Coordinate annotation records
--- Start ---
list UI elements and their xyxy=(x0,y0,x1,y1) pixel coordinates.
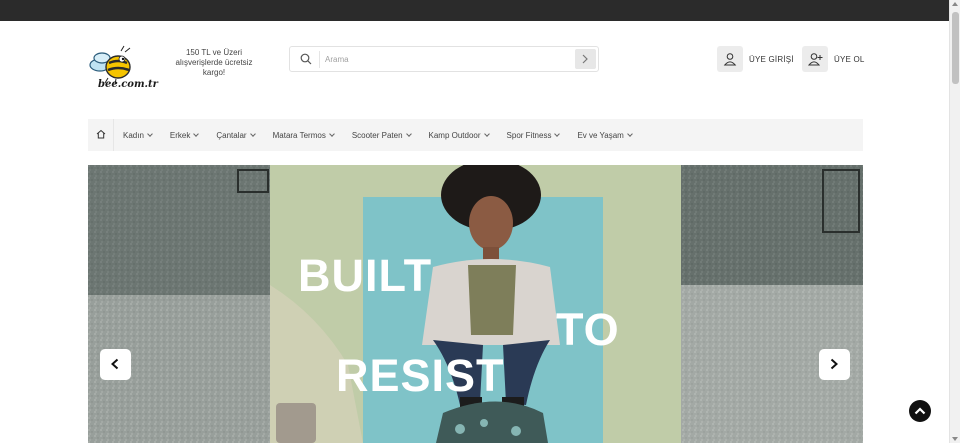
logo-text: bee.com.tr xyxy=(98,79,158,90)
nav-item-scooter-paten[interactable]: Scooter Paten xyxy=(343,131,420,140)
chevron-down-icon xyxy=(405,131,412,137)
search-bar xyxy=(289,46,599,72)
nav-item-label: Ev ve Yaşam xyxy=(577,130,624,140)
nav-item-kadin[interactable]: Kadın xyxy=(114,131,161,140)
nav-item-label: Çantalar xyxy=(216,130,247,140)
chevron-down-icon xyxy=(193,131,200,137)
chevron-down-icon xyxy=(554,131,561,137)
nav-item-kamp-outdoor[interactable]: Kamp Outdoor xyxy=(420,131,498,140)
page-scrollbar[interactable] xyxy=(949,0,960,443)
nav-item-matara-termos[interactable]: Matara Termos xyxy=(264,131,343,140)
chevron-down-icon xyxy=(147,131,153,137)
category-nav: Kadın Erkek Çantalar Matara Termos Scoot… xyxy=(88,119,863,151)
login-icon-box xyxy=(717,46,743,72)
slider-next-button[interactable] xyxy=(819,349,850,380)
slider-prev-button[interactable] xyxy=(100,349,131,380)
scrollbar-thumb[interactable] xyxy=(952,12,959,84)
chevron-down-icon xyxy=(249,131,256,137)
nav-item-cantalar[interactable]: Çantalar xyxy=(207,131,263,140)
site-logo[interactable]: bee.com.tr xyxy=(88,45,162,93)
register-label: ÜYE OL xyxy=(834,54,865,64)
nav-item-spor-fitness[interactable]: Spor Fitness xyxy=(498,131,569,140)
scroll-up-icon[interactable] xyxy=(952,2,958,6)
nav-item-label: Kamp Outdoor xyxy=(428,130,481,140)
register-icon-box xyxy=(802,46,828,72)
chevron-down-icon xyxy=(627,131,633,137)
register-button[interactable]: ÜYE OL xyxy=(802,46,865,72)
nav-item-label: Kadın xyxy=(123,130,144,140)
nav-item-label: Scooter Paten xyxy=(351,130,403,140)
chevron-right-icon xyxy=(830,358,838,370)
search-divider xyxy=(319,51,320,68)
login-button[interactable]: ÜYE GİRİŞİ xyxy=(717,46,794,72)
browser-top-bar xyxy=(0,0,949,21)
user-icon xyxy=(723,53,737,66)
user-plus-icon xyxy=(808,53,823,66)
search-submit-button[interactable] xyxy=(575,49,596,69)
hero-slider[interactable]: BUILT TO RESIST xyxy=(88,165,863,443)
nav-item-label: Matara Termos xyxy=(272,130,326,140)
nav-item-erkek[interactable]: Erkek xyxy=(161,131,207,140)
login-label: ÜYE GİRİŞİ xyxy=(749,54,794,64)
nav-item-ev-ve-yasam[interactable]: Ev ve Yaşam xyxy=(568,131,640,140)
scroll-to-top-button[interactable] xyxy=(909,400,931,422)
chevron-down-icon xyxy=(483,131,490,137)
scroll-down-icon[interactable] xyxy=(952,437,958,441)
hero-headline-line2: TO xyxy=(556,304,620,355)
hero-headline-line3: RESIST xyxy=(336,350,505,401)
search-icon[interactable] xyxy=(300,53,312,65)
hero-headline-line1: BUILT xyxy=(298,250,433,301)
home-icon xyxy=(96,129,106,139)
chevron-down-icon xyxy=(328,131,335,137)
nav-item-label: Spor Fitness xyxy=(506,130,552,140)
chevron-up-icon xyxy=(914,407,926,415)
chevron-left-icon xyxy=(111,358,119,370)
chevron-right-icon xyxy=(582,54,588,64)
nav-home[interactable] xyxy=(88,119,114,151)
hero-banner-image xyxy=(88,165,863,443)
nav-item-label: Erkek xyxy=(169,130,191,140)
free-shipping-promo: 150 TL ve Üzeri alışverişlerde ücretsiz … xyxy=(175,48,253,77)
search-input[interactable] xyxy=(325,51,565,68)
--- End ---
--- Start ---
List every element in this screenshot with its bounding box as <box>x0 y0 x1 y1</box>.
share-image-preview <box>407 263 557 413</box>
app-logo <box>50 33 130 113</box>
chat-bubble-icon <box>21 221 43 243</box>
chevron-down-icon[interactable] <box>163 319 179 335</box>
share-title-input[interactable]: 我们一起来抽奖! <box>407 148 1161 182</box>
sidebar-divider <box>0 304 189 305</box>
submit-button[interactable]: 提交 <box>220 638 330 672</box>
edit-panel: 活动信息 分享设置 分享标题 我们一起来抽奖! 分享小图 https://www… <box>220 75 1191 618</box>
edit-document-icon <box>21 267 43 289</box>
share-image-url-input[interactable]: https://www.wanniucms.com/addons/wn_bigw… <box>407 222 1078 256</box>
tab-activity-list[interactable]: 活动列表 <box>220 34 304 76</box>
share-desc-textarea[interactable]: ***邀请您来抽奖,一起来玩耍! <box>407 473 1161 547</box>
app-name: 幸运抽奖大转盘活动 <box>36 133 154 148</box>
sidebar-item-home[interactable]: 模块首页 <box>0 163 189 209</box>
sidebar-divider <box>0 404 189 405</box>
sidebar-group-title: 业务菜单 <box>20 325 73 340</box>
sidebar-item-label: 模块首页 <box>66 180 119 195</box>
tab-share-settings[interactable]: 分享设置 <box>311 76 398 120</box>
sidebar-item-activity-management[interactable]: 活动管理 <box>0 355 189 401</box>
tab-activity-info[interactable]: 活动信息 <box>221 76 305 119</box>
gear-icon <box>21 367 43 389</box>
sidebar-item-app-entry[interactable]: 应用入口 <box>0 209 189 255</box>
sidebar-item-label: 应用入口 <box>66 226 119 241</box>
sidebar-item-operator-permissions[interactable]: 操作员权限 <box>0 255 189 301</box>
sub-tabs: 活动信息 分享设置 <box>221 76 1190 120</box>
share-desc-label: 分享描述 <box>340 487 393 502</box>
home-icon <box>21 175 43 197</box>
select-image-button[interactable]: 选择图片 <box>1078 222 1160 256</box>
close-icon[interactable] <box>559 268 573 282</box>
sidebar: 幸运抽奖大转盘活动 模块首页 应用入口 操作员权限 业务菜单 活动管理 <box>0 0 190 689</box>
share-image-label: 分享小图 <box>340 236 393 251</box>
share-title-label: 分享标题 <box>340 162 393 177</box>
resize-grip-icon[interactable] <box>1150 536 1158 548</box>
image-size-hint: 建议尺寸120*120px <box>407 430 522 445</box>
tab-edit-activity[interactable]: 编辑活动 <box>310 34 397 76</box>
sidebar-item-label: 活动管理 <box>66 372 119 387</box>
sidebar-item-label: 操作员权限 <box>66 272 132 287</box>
--- End ---
**What you are asked to do**
Output the lines from the one containing "List every element" to the one containing "chevron-down-icon[interactable] <box>163 319", copied exactly and including both of those lines.

**Output**
List every element in this screenshot with its bounding box as <box>x0 y0 x1 y1</box>.
share-image-preview <box>407 263 557 413</box>
app-logo <box>50 33 130 113</box>
chat-bubble-icon <box>21 221 43 243</box>
chevron-down-icon[interactable] <box>163 319 179 335</box>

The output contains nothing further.